■ Written task ■
Look through the material below, count the lines containing the word "will", and state only the count.

■ Material for this exercise ■

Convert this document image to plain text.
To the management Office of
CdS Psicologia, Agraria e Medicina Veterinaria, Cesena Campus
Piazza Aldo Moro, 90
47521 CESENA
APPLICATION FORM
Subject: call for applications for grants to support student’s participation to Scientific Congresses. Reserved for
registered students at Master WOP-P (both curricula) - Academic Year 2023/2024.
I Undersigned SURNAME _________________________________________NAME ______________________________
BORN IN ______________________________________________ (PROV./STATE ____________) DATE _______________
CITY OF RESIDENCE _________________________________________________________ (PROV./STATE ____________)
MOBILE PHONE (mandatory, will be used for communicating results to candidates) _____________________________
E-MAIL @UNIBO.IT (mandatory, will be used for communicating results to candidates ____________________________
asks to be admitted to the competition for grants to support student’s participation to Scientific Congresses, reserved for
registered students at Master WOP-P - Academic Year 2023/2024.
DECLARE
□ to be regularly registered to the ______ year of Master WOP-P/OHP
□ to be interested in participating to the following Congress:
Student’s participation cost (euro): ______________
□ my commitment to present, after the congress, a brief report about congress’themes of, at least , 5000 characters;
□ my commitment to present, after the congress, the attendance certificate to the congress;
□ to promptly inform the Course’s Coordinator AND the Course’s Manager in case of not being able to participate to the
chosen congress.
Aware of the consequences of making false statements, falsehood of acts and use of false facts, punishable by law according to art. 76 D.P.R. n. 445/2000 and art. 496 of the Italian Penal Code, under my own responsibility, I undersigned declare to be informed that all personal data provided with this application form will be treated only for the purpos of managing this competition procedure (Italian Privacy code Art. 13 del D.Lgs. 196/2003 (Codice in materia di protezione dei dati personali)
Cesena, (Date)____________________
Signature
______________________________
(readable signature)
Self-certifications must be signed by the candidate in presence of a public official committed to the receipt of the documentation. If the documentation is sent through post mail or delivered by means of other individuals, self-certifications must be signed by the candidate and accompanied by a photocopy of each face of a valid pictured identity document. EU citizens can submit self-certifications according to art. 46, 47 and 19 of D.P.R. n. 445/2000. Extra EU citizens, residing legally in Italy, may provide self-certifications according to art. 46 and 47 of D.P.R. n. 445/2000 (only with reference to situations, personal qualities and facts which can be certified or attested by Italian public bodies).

■ Full solution ■
3